> **RECORDS SHOWN**

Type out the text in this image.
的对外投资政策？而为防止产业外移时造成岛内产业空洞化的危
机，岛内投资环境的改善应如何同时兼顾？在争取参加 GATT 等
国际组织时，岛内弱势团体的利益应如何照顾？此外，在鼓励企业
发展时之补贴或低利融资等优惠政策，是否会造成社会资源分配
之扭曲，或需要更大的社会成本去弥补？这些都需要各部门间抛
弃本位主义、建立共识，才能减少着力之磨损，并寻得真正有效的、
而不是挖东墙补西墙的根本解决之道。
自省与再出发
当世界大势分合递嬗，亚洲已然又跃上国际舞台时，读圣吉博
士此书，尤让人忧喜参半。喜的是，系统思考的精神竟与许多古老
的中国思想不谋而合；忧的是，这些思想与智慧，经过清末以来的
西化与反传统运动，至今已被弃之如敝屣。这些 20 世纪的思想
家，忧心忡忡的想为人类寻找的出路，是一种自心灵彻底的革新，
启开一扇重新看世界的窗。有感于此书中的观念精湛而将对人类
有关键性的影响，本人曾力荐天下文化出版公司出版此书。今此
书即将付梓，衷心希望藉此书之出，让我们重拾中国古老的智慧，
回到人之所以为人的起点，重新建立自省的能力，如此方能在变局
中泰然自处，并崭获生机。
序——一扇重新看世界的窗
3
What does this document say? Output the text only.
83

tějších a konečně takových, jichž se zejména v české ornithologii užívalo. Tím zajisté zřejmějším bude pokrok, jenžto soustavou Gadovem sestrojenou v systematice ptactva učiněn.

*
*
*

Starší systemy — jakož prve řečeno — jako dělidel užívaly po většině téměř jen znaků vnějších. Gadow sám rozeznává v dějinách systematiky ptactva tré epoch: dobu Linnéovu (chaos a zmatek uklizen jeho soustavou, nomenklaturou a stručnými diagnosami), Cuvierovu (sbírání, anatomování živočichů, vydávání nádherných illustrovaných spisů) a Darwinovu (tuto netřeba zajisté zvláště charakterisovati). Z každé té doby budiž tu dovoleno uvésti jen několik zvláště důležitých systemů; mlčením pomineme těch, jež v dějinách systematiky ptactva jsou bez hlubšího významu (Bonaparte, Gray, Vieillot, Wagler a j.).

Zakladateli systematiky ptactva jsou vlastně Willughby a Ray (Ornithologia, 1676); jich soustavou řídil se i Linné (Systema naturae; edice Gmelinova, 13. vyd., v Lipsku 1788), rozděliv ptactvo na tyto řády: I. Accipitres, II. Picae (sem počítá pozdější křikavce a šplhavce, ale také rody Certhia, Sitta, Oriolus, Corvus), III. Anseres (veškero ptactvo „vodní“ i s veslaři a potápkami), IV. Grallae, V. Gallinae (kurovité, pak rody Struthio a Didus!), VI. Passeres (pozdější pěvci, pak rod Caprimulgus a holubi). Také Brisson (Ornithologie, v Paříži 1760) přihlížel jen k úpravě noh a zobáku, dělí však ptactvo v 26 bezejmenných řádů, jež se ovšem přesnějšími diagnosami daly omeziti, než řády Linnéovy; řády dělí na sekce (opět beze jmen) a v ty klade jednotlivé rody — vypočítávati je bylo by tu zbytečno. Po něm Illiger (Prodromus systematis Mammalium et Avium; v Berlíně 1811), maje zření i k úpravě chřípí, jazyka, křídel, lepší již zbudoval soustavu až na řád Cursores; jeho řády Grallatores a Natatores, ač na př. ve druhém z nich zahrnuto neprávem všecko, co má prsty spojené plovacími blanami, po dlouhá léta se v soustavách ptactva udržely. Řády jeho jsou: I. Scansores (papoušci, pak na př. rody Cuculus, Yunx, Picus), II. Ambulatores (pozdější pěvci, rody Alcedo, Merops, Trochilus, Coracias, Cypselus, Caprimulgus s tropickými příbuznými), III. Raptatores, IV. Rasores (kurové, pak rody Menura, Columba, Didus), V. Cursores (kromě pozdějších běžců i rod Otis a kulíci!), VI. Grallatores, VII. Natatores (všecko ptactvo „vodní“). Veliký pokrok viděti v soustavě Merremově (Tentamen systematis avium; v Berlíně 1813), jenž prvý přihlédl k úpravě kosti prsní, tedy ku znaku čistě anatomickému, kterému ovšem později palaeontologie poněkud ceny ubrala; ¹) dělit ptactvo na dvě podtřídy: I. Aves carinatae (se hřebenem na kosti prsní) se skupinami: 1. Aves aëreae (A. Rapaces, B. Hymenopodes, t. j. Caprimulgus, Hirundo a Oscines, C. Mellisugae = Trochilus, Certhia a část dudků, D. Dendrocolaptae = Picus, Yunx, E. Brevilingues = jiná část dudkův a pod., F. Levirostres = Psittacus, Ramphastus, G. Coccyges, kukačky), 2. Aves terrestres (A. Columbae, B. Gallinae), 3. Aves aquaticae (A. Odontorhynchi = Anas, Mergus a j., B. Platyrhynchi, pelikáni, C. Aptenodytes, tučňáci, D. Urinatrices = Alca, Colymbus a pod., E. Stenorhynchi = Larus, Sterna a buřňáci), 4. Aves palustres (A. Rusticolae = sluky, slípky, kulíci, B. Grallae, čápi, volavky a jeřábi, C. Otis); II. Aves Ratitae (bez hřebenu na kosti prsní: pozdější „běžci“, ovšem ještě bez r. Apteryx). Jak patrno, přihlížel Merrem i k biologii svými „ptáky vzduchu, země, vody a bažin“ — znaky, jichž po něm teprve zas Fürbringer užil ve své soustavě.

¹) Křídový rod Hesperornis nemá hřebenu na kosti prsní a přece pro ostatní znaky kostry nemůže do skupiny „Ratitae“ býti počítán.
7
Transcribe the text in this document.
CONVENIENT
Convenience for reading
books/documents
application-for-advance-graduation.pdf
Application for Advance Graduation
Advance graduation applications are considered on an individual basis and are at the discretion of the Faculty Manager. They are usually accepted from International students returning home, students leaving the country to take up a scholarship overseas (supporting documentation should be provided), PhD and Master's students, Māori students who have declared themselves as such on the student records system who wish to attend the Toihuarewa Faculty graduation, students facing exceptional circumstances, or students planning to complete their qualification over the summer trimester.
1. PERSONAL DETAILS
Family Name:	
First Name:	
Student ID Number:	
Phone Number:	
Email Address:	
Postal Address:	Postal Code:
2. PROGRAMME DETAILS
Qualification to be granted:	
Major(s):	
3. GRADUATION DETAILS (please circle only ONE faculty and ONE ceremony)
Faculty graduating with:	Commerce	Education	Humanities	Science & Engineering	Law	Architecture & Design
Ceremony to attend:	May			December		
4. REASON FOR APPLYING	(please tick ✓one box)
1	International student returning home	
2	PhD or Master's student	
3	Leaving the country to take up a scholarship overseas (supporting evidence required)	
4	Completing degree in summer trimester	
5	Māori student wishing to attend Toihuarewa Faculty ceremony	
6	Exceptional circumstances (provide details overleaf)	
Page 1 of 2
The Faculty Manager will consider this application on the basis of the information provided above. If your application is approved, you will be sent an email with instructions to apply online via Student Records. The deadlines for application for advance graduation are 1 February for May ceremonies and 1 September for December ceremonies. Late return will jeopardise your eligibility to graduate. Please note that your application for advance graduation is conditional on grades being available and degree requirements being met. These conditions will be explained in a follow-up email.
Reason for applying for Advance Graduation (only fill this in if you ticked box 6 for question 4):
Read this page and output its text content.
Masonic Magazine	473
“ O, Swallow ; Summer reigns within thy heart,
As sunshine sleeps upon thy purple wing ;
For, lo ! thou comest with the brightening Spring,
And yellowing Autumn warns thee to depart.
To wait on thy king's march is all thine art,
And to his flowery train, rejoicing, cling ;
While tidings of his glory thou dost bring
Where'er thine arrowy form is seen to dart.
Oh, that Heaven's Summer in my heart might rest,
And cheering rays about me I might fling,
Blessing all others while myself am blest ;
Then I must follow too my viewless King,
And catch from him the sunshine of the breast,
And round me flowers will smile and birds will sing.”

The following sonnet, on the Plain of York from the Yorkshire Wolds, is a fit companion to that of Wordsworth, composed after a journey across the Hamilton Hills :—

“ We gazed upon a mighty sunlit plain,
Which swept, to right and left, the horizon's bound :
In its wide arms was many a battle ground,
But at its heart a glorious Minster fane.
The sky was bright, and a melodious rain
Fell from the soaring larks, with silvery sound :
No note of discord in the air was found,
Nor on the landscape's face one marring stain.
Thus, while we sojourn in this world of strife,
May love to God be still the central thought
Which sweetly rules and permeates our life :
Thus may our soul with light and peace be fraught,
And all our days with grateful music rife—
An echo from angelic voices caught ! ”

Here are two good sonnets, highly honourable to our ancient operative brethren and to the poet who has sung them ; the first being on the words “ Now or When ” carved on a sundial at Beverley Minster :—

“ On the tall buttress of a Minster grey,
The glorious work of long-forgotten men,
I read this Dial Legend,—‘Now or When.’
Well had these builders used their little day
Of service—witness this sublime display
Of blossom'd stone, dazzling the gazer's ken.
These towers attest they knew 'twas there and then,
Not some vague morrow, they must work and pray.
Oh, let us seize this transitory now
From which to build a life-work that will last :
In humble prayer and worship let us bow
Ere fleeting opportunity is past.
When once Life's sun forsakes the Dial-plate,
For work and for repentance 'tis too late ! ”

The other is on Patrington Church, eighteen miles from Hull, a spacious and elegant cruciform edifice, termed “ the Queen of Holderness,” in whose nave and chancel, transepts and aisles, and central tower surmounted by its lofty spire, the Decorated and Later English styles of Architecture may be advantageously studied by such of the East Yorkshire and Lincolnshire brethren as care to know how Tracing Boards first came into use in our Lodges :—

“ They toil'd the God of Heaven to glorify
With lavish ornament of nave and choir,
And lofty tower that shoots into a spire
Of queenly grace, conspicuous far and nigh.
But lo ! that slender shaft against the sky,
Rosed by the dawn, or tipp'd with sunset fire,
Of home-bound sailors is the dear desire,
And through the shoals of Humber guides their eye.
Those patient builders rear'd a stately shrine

> **REQUIRED TASK**
Where a line of the records above holds the word "sunshine", copy that line.

> **FINAL RESULT**
As sunshine sleeps upon thy purple wing ;
And catch from him the sunshine of the breast,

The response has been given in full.